• **GIVEN REQUEST**
Below is a set of records; print all of them exactly as written.

• **DATA TO USE**
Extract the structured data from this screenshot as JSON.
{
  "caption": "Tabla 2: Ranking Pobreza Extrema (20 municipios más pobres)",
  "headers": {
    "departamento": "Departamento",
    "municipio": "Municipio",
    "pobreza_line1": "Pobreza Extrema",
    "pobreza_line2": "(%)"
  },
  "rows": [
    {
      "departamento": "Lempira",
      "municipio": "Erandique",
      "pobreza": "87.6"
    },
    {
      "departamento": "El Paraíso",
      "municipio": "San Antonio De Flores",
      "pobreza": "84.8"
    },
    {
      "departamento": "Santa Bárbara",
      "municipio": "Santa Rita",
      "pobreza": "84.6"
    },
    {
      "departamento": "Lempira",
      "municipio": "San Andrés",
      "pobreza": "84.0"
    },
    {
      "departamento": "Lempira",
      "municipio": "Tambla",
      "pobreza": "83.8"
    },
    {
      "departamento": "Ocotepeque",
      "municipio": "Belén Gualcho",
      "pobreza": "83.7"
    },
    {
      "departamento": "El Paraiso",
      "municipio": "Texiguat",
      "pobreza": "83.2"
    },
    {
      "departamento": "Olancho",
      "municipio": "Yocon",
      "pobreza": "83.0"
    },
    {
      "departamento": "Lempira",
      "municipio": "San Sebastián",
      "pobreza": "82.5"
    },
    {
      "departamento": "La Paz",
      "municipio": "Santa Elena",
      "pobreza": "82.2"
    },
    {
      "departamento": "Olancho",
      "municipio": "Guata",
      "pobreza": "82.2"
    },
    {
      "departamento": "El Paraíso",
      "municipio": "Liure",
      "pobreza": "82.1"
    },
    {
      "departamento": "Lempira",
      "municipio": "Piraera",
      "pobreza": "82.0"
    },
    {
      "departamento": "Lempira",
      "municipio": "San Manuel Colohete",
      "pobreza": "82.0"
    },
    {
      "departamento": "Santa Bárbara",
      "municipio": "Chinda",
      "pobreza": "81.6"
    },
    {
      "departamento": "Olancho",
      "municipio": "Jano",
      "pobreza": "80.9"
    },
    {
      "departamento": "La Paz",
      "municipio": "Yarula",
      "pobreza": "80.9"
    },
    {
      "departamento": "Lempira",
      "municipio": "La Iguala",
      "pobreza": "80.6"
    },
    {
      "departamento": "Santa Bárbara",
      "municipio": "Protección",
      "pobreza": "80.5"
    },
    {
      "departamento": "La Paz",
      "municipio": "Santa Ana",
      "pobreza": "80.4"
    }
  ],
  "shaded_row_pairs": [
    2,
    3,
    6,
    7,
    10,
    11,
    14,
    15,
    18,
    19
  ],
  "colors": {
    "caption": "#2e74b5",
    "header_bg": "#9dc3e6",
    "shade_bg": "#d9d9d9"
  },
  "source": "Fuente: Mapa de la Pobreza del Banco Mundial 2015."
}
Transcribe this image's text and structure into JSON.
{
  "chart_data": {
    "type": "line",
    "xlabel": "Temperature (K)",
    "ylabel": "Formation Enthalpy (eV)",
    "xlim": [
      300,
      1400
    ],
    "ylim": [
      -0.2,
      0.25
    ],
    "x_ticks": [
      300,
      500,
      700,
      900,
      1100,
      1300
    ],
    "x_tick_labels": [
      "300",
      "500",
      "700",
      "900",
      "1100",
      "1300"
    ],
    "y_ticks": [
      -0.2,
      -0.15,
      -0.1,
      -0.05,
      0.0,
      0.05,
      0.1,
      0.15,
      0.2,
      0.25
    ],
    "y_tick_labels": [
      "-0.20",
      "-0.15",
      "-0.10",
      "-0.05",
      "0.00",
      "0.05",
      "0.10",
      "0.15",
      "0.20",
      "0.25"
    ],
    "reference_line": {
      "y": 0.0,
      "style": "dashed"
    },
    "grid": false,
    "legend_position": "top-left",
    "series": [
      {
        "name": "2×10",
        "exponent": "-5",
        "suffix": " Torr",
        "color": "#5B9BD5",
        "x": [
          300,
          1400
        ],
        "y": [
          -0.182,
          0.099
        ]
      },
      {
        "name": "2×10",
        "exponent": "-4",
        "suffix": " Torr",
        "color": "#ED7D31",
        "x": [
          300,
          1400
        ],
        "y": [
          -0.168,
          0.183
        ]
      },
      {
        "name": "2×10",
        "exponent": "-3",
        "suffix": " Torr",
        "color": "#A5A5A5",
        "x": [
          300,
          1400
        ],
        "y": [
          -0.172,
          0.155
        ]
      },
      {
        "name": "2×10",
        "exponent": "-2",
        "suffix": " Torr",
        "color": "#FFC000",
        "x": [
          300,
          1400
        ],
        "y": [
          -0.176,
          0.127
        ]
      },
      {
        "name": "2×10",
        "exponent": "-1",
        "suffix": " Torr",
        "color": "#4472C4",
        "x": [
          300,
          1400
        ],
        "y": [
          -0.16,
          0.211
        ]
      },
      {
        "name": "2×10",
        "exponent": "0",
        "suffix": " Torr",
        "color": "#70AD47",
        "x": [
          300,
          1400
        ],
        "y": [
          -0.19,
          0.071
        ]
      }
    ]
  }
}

• **SOLUTION FOR THIS EXERCISE**
Extract the structured data from this screenshot as JSON.
{
  "caption": "Tabla 2: Ranking Pobreza Extrema (20 municipios más pobres)",
  "headers": {
    "departamento": "Departamento",
    "municipio": "Municipio",
    "pobreza_line1": "Pobreza Extrema",
    "pobreza_line2": "(%)"
  },
  "rows": [
    {
      "departamento": "Lempira",
      "municipio": "Erandique",
      "pobreza": "87.6"
    },
    {
      "departamento": "El Paraíso",
      "municipio": "San Antonio De Flores",
      "pobreza": "84.8"
    },
    {
      "departamento": "Santa Bárbara",
      "municipio": "Santa Rita",
      "pobreza": "84.6"
    },
    {
      "departamento": "Lempira",
      "municipio": "San Andrés",
      "pobreza": "84.0"
    },
    {
      "departamento": "Lempira",
      "municipio": "Tambla",
      "pobreza": "83.8"
    },
    {
      "departamento": "Ocotepeque",
      "municipio": "Belén Gualcho",
      "pobreza": "83.7"
    },
    {
      "departamento": "El Paraiso",
      "municipio": "Texiguat",
      "pobreza": "83.2"
    },
    {
      "departamento": "Olancho",
      "municipio": "Yocon",
      "pobreza": "83.0"
    },
    {
      "departamento": "Lempira",
      "municipio": "San Sebastián",
      "pobreza": "82.5"
    },
    {
      "departamento": "La Paz",
      "municipio": "Santa Elena",
      "pobreza": "82.2"
    },
    {
      "departamento": "Olancho",
      "municipio": "Guata",
      "pobreza": "82.2"
    },
    {
      "departamento": "El Paraíso",
      "municipio": "Liure",
      "pobreza": "82.1"
    },
    {
      "departamento": "Lempira",
      "municipio": "Piraera",
      "pobreza": "82.0"
    },
    {
      "departamento": "Lempira",
      "municipio": "San Manuel Colohete",
      "pobreza": "82.0"
    },
    {
      "departamento": "Santa Bárbara",
      "municipio": "Chinda",
      "pobreza": "81.6"
    },
    {
      "departamento": "Olancho",
      "municipio": "Jano",
      "pobreza": "80.9"
    },
    {
      "departamento": "La Paz",
      "municipio": "Yarula",
      "pobreza": "80.9"
    },
    {
      "departamento": "Lempira",
      "municipio": "La Iguala",
      "pobreza": "80.6"
    },
    {
      "departamento": "Santa Bárbara",
      "municipio": "Protección",
      "pobreza": "80.5"
    },
    {
      "departamento": "La Paz",
      "municipio": "Santa Ana",
      "pobreza": "80.4"
    }
  ],
  "shaded_row_pairs": [
    2,
    3,
    6,
    7,
    10,
    11,
    14,
    15,
    18,
    19
  ],
  "colors": {
    "caption": "#2e74b5",
    "header_bg": "#9dc3e6",
    "shade_bg": "#d9d9d9"
  },
  "source": "Fuente: Mapa de la Pobreza del Banco Mundial 2015."
}
Transcribe this image's text and structure into JSON.
{
  "chart_data": {
    "type": "line",
    "xlabel": "Temperature (K)",
    "ylabel": "Formation Enthalpy (eV)",
    "xlim": [
      300,
      1400
    ],
    "ylim": [
      -0.2,
      0.25
    ],
    "x_ticks": [
      300,
      500,
      700,
      900,
      1100,
      1300
    ],
    "x_tick_labels": [
      "300",
      "500",
      "700",
      "900",
      "1100",
      "1300"
    ],
    "y_ticks": [
      -0.2,
      -0.15,
      -0.1,
      -0.05,
      0.0,
      0.05,
      0.1,
      0.15,
      0.2,
      0.25
    ],
    "y_tick_labels": [
      "-0.20",
      "-0.15",
      "-0.10",
      "-0.05",
      "0.00",
      "0.05",
      "0.10",
      "0.15",
      "0.20",
      "0.25"
    ],
    "reference_line": {
      "y": 0.0,
      "style": "dashed"
    },
    "grid": false,
    "legend_position": "top-left",
    "series": [
      {
        "name": "2×10",
        "exponent": "-5",
        "suffix": " Torr",
        "color": "#5B9BD5",
        "x": [
          300,
          1400
        ],
        "y": [
          -0.182,
          0.099
        ]
      },
      {
        "name": "2×10",
        "exponent": "-4",
        "suffix": " Torr",
        "color": "#ED7D31",
        "x": [
          300,
          1400
        ],
        "y": [
          -0.168,
          0.183
        ]
      },
      {
        "name": "2×10",
        "exponent": "-3",
        "suffix": " Torr",
        "color": "#A5A5A5",
        "x": [
          300,
          1400
        ],
        "y": [
          -0.172,
          0.155
        ]
      },
      {
        "name": "2×10",
        "exponent": "-2",
        "suffix": " Torr",
        "color": "#FFC000",
        "x": [
          300,
          1400
        ],
        "y": [
          -0.176,
          0.127
        ]
      },
      {
        "name": "2×10",
        "exponent": "-1",
        "suffix": " Torr",
        "color": "#4472C4",
        "x": [
          300,
          1400
        ],
        "y": [
          -0.16,
          0.211
        ]
      },
      {
        "name": "2×10",
        "exponent": "0",
        "suffix": " Torr",
        "color": "#70AD47",
        "x": [
          300,
          1400
        ],
        "y": [
          -0.19,
          0.071
        ]
      }
    ]
  }
}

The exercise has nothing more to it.